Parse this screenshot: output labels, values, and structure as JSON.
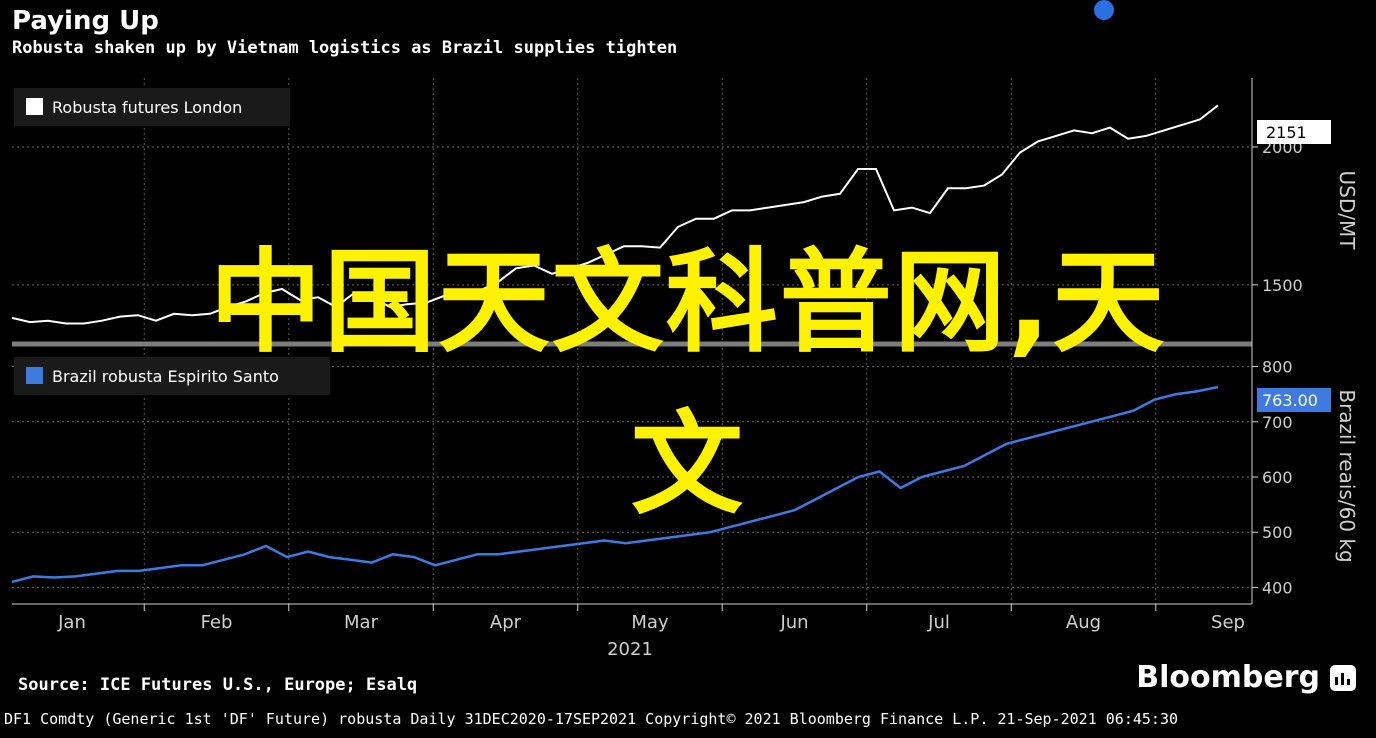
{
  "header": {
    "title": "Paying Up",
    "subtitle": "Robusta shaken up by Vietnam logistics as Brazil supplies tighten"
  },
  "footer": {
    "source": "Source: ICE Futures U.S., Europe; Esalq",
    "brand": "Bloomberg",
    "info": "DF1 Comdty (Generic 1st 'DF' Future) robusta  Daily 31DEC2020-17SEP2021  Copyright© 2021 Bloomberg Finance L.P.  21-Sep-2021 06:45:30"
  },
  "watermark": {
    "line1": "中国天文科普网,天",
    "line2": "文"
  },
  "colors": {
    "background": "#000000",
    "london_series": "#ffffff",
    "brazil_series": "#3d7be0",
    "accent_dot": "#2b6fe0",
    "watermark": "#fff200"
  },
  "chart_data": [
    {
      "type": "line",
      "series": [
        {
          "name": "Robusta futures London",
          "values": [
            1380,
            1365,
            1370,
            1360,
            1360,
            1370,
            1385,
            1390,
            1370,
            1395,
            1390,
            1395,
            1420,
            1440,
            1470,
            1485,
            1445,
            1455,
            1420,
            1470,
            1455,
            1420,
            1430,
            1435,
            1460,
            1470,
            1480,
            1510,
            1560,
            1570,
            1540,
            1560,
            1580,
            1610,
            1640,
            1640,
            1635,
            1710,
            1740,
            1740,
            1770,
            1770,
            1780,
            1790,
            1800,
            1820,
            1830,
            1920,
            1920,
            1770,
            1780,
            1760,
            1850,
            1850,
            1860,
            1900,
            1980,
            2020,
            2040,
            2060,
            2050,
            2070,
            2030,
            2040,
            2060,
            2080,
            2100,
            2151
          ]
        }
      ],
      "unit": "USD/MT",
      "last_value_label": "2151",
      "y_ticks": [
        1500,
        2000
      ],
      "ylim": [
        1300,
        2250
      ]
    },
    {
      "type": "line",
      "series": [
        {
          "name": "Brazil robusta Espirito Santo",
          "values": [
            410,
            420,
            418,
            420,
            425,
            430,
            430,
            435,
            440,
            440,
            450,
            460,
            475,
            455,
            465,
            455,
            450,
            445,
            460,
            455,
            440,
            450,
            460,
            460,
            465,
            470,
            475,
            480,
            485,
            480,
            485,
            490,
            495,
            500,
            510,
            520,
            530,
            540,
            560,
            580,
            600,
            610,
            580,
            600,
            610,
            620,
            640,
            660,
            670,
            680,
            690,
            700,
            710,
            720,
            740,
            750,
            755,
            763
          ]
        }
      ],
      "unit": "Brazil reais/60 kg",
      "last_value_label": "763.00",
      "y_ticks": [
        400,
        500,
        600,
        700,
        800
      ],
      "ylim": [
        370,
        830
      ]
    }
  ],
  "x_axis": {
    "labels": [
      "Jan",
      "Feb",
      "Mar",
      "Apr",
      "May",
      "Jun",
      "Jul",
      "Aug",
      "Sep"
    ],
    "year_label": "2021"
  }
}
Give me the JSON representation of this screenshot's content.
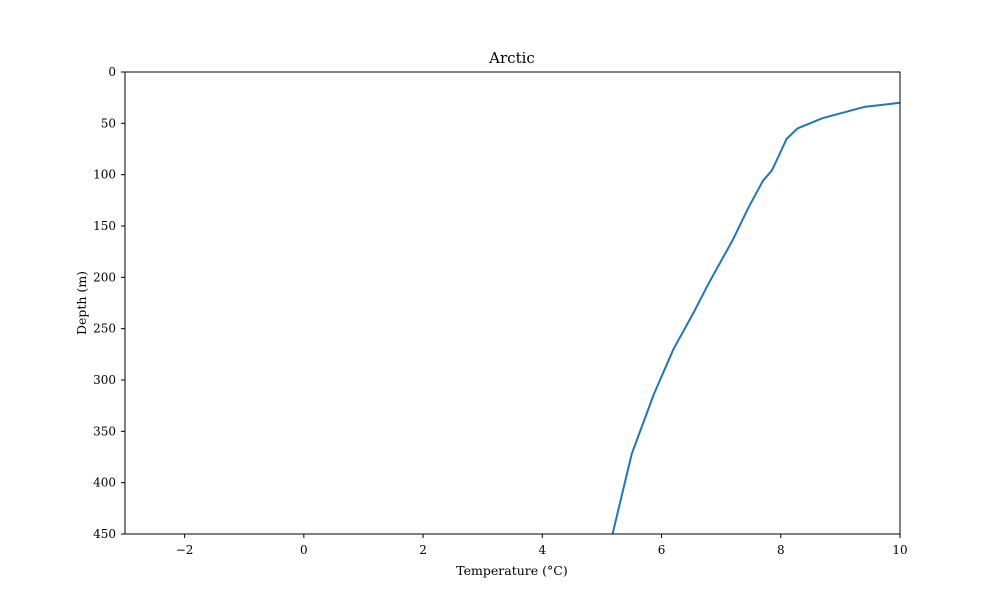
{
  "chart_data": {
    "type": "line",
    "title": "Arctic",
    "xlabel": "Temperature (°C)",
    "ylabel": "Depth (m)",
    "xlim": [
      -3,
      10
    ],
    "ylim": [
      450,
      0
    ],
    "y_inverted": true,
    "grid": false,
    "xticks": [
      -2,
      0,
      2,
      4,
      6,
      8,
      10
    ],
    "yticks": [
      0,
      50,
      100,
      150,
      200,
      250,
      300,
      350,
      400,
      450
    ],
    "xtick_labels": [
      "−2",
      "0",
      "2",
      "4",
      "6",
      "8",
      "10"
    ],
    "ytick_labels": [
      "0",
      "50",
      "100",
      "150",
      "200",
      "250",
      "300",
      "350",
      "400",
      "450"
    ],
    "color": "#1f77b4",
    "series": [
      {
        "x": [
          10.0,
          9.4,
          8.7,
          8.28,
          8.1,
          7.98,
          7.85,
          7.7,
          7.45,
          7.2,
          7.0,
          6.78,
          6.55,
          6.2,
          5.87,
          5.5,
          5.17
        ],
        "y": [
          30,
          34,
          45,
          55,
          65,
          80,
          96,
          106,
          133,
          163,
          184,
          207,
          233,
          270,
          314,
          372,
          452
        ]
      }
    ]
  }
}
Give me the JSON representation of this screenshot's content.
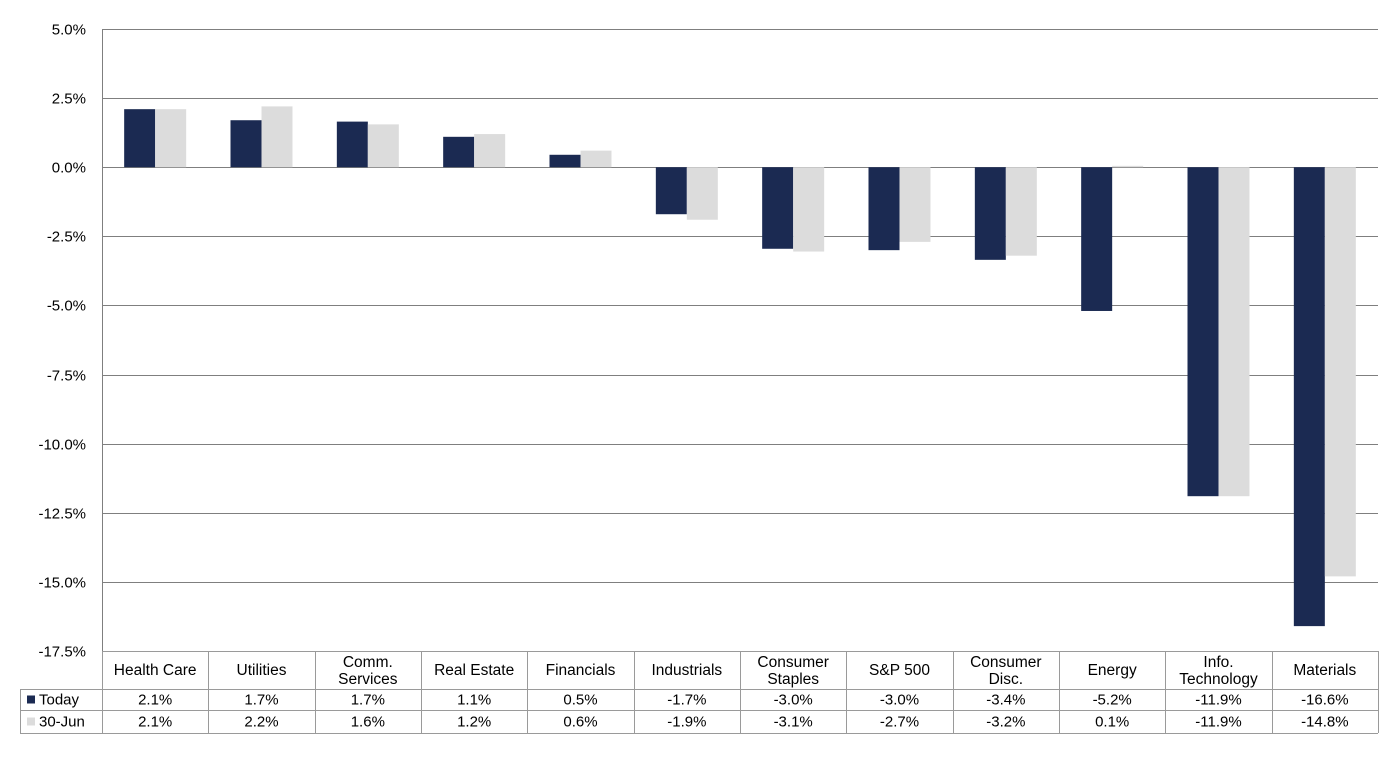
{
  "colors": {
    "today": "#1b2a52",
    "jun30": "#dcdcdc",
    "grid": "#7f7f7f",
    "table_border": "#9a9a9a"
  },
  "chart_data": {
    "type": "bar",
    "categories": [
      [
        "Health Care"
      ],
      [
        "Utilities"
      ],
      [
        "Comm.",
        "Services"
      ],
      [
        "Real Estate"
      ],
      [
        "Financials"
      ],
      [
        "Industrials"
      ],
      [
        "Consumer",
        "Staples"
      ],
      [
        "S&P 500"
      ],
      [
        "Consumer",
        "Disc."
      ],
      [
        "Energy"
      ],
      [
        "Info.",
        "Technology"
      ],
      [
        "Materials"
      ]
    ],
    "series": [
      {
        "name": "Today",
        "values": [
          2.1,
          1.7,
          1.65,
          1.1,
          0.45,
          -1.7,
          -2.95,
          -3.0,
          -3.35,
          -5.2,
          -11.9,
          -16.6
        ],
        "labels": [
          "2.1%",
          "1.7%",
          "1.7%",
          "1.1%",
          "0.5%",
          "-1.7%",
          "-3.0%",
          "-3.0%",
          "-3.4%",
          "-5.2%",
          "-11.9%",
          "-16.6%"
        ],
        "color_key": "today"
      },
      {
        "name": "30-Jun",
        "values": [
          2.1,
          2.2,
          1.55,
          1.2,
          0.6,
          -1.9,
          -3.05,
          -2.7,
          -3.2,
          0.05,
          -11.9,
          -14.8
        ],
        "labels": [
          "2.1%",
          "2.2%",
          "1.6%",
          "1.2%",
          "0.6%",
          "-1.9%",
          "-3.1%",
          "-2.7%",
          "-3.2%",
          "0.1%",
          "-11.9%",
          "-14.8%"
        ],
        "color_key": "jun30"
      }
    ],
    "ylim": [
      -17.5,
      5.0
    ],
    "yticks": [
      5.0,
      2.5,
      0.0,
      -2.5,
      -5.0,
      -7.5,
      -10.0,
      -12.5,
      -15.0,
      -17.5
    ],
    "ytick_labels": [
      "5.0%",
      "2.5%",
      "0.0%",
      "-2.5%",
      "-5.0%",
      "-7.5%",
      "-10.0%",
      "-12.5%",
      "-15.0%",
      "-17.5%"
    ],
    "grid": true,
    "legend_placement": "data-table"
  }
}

□ □ □ □ □ □ □

Written task:
Omit every picture while copying the listing above exactly.

Answer to the task:
Parse this screenshot: output labels, values, and structure as JSON.
{
  "header": {
    "title": "Paying Up",
    "subtitle": "Robusta shaken up by Vietnam logistics as Brazil supplies tighten"
  },
  "footer": {
    "source": "Source: ICE Futures U.S., Europe; Esalq",
    "brand": "Bloomberg",
    "info": "DF1 Comdty (Generic 1st 'DF' Future) robusta  Daily 31DEC2020-17SEP2021  Copyright© 2021 Bloomberg Finance L.P.  21-Sep-2021 06:45:30"
  },
  "watermark": {
    "line1": "中国天文科普网,天",
    "line2": "文"
  },
  "colors": {
    "background": "#000000",
    "london_series": "#ffffff",
    "brazil_series": "#3d7be0",
    "accent_dot": "#2b6fe0",
    "watermark": "#fff200"
  },
  "chart_data": [
    {
      "type": "line",
      "series": [
        {
          "name": "Robusta futures London",
          "values": [
            1380,
            1365,
            1370,
            1360,
            1360,
            1370,
            1385,
            1390,
            1370,
            1395,
            1390,
            1395,
            1420,
            1440,
            1470,
            1485,
            1445,
            1455,
            1420,
            1470,
            1455,
            1420,
            1430,
            1435,
            1460,
            1470,
            1480,
            1510,
            1560,
            1570,
            1540,
            1560,
            1580,
            1610,
            1640,
            1640,
            1635,
            1710,
            1740,
            1740,
            1770,
            1770,
            1780,
            1790,
            1800,
            1820,
            1830,
            1920,
            1920,
            1770,
            1780,
            1760,
            1850,
            1850,
            1860,
            1900,
            1980,
            2020,
            2040,
            2060,
            2050,
            2070,
            2030,
            2040,
            2060,
            2080,
            2100,
            2151
          ]
        }
      ],
      "unit": "USD/MT",
      "last_value_label": "2151",
      "y_ticks": [
        1500,
        2000
      ],
      "ylim": [
        1300,
        2250
      ]
    },
    {
      "type": "line",
      "series": [
        {
          "name": "Brazil robusta Espirito Santo",
          "values": [
            410,
            420,
            418,
            420,
            425,
            430,
            430,
            435,
            440,
            440,
            450,
            460,
            475,
            455,
            465,
            455,
            450,
            445,
            460,
            455,
            440,
            450,
            460,
            460,
            465,
            470,
            475,
            480,
            485,
            480,
            485,
            490,
            495,
            500,
            510,
            520,
            530,
            540,
            560,
            580,
            600,
            610,
            580,
            600,
            610,
            620,
            640,
            660,
            670,
            680,
            690,
            700,
            710,
            720,
            740,
            750,
            755,
            763
          ]
        }
      ],
      "unit": "Brazil reais/60 kg",
      "last_value_label": "763.00",
      "y_ticks": [
        400,
        500,
        600,
        700,
        800
      ],
      "ylim": [
        370,
        830
      ]
    }
  ],
  "x_axis": {
    "labels": [
      "Jan",
      "Feb",
      "Mar",
      "Apr",
      "May",
      "Jun",
      "Jul",
      "Aug",
      "Sep"
    ],
    "year_label": "2021"
  }
}
Give me the JSON representation of this screenshot's content.
{
  "chart_data": {
    "type": "line",
    "title": "Arctic",
    "xlabel": "Temperature (°C)",
    "ylabel": "Depth (m)",
    "xlim": [
      -3,
      10
    ],
    "ylim": [
      450,
      0
    ],
    "y_inverted": true,
    "grid": false,
    "xticks": [
      -2,
      0,
      2,
      4,
      6,
      8,
      10
    ],
    "yticks": [
      0,
      50,
      100,
      150,
      200,
      250,
      300,
      350,
      400,
      450
    ],
    "xtick_labels": [
      "−2",
      "0",
      "2",
      "4",
      "6",
      "8",
      "10"
    ],
    "ytick_labels": [
      "0",
      "50",
      "100",
      "150",
      "200",
      "250",
      "300",
      "350",
      "400",
      "450"
    ],
    "color": "#1f77b4",
    "series": [
      {
        "x": [
          10.0,
          9.4,
          8.7,
          8.28,
          8.1,
          7.98,
          7.85,
          7.7,
          7.45,
          7.2,
          7.0,
          6.78,
          6.55,
          6.2,
          5.87,
          5.5,
          5.17
        ],
        "y": [
          30,
          34,
          45,
          55,
          65,
          80,
          96,
          106,
          133,
          163,
          184,
          207,
          233,
          270,
          314,
          372,
          452
        ]
      }
    ]
  }
}
Give me the JSON representation of this screenshot's content.
{
  "colors": {
    "today": "#1b2a52",
    "jun30": "#dcdcdc",
    "grid": "#7f7f7f",
    "table_border": "#9a9a9a"
  },
  "chart_data": {
    "type": "bar",
    "categories": [
      [
        "Health Care"
      ],
      [
        "Utilities"
      ],
      [
        "Comm.",
        "Services"
      ],
      [
        "Real Estate"
      ],
      [
        "Financials"
      ],
      [
        "Industrials"
      ],
      [
        "Consumer",
        "Staples"
      ],
      [
        "S&P 500"
      ],
      [
        "Consumer",
        "Disc."
      ],
      [
        "Energy"
      ],
      [
        "Info.",
        "Technology"
      ],
      [
        "Materials"
      ]
    ],
    "series": [
      {
        "name": "Today",
        "values": [
          2.1,
          1.7,
          1.65,
          1.1,
          0.45,
          -1.7,
          -2.95,
          -3.0,
          -3.35,
          -5.2,
          -11.9,
          -16.6
        ],
        "labels": [
          "2.1%",
          "1.7%",
          "1.7%",
          "1.1%",
          "0.5%",
          "-1.7%",
          "-3.0%",
          "-3.0%",
          "-3.4%",
          "-5.2%",
          "-11.9%",
          "-16.6%"
        ],
        "color_key": "today"
      },
      {
        "name": "30-Jun",
        "values": [
          2.1,
          2.2,
          1.55,
          1.2,
          0.6,
          -1.9,
          -3.05,
          -2.7,
          -3.2,
          0.05,
          -11.9,
          -14.8
        ],
        "labels": [
          "2.1%",
          "2.2%",
          "1.6%",
          "1.2%",
          "0.6%",
          "-1.9%",
          "-3.1%",
          "-2.7%",
          "-3.2%",
          "0.1%",
          "-11.9%",
          "-14.8%"
        ],
        "color_key": "jun30"
      }
    ],
    "ylim": [
      -17.5,
      5.0
    ],
    "yticks": [
      5.0,
      2.5,
      0.0,
      -2.5,
      -5.0,
      -7.5,
      -10.0,
      -12.5,
      -15.0,
      -17.5
    ],
    "ytick_labels": [
      "5.0%",
      "2.5%",
      "0.0%",
      "-2.5%",
      "-5.0%",
      "-7.5%",
      "-10.0%",
      "-12.5%",
      "-15.0%",
      "-17.5%"
    ],
    "grid": true,
    "legend_placement": "data-table"
  }
}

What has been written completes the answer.